- Goal
Starting with the line that contains "What text is on this page?", copy each line exactly through the end of the listing, and omit all pictures.

_ _ _

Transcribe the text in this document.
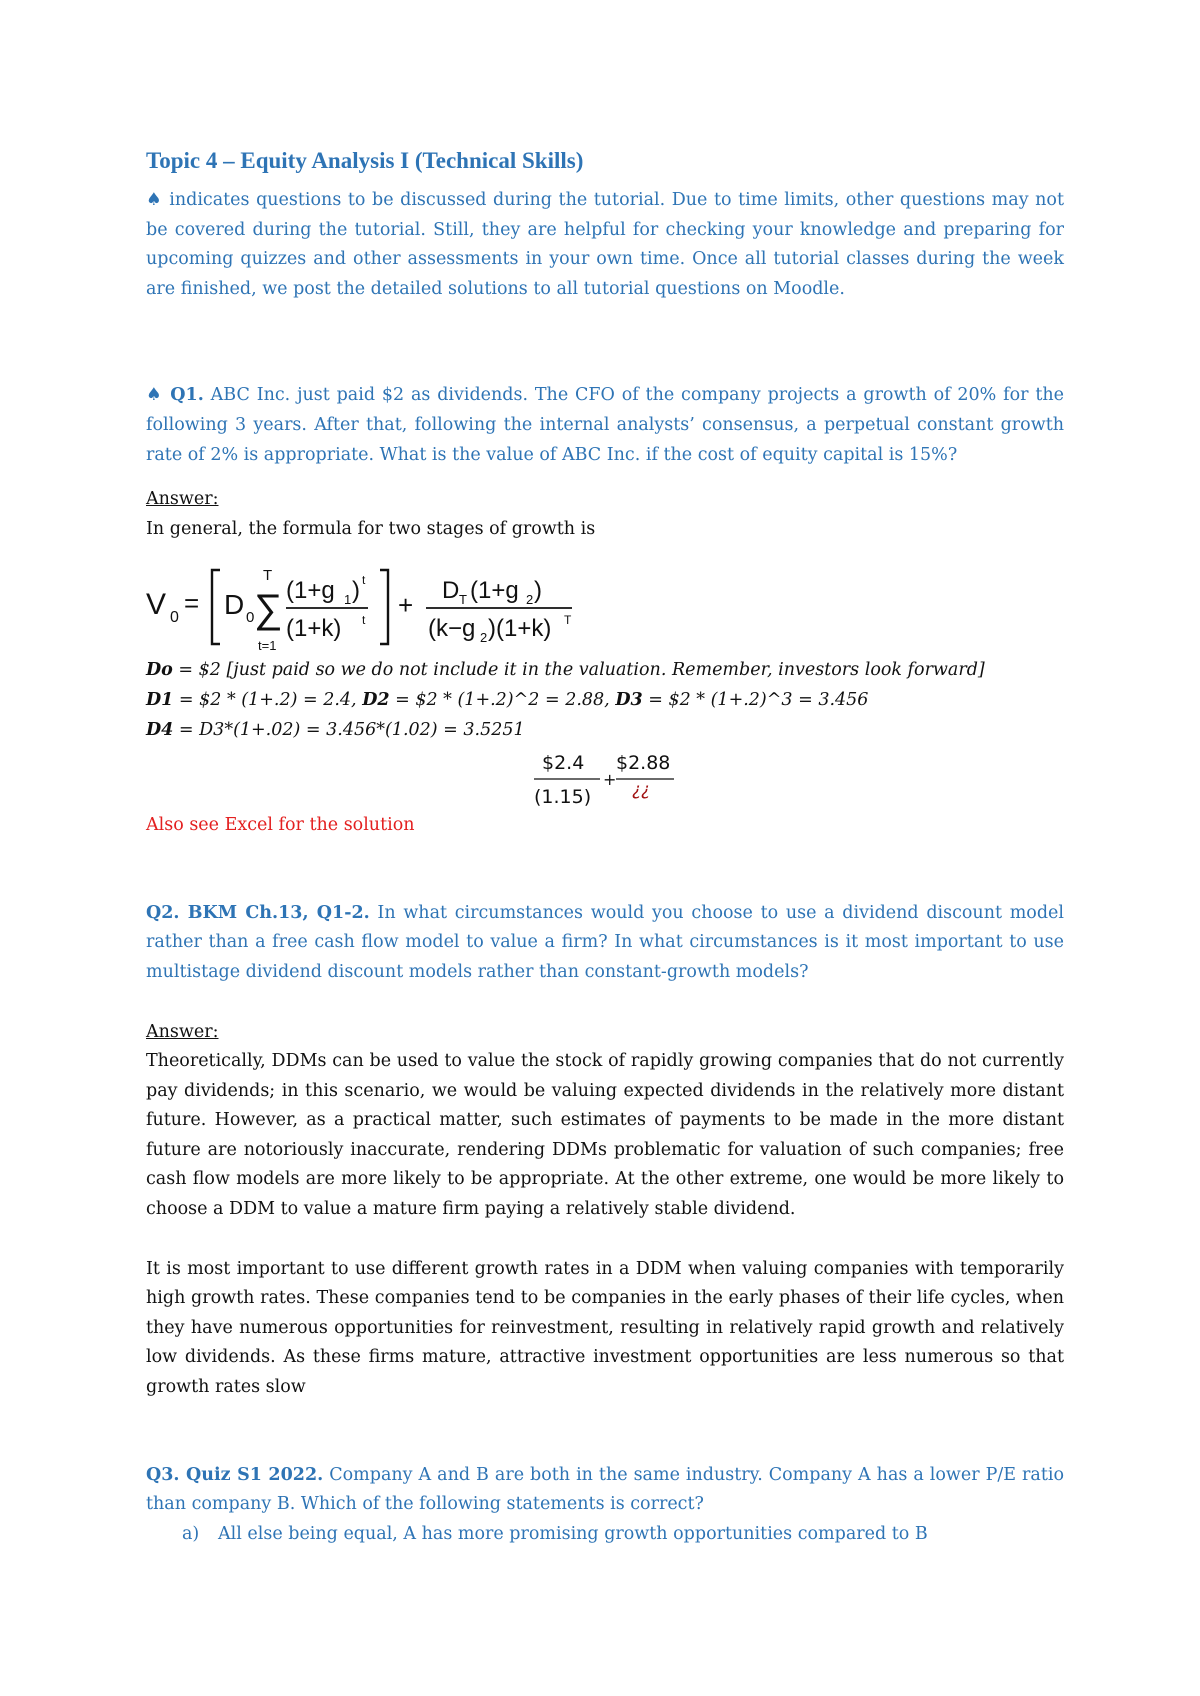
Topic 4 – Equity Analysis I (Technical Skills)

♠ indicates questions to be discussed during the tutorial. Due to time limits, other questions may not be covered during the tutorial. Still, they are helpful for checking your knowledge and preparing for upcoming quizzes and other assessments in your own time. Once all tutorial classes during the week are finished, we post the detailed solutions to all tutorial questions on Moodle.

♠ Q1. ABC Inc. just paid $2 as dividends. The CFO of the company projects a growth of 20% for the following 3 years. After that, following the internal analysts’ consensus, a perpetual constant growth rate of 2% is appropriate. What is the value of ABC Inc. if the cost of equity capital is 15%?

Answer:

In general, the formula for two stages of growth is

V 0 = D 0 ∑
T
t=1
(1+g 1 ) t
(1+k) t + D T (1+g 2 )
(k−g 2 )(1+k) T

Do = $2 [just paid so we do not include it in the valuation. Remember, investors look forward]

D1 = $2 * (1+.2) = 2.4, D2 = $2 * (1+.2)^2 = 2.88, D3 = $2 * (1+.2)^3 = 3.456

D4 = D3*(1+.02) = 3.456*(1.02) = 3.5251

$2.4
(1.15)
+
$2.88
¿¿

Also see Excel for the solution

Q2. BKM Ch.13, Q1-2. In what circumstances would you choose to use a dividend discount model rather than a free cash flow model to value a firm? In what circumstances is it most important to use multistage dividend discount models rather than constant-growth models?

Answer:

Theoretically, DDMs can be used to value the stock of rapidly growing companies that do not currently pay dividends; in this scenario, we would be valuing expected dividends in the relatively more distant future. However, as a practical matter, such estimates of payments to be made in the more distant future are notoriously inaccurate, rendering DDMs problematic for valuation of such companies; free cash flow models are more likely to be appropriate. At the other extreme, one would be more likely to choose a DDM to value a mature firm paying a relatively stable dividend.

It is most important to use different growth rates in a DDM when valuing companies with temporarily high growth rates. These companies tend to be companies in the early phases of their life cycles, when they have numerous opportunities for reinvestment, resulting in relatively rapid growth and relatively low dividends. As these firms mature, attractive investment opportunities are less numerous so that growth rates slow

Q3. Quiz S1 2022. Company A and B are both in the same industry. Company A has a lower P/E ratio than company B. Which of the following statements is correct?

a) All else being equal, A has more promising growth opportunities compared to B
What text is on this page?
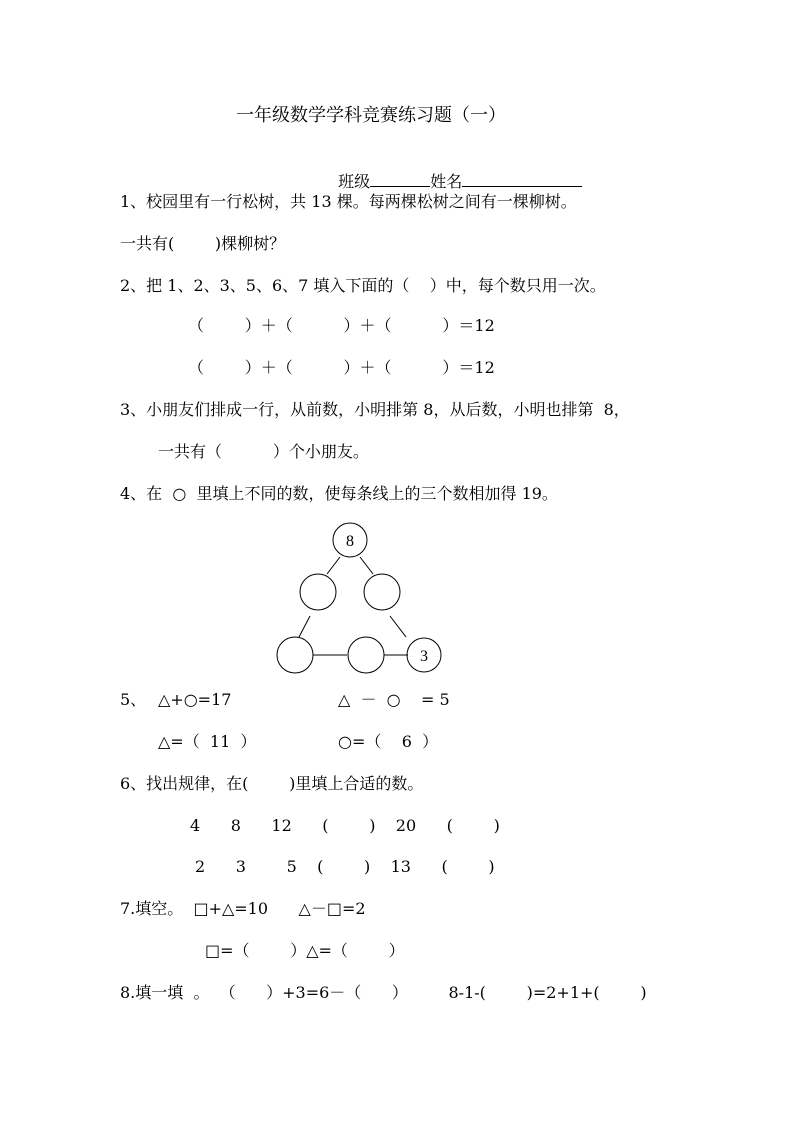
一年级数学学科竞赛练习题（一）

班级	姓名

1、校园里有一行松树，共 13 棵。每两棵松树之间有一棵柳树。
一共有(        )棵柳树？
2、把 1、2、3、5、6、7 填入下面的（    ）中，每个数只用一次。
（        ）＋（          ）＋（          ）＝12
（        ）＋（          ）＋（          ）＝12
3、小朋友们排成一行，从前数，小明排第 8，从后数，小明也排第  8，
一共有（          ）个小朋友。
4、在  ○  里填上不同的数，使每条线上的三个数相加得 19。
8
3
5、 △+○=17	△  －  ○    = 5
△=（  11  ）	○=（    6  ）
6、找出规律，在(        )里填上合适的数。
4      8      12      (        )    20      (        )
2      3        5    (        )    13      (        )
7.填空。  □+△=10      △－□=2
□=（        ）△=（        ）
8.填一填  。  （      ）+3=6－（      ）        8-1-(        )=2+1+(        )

_ _ _

- Solution to the exercise
What text is on this page?
一年级数学学科竞赛练习题（一）

班级	姓名

1、校园里有一行松树，共 13 棵。每两棵松树之间有一棵柳树。
一共有(        )棵柳树？
2、把 1、2、3、5、6、7 填入下面的（    ）中，每个数只用一次。
（        ）＋（          ）＋（          ）＝12
（        ）＋（          ）＋（          ）＝12
3、小朋友们排成一行，从前数，小明排第 8，从后数，小明也排第  8，
一共有（          ）个小朋友。
4、在  ○  里填上不同的数，使每条线上的三个数相加得 19。
8
3
5、 △+○=17	△  －  ○    = 5
△=（  11  ）	○=（    6  ）
6、找出规律，在(        )里填上合适的数。
4      8      12      (        )    20      (        )
2      3        5    (        )    13      (        )
7.填空。  □+△=10      △－□=2
□=（        ）△=（        ）
8.填一填  。  （      ）+3=6－（      ）        8-1-(        )=2+1+(        )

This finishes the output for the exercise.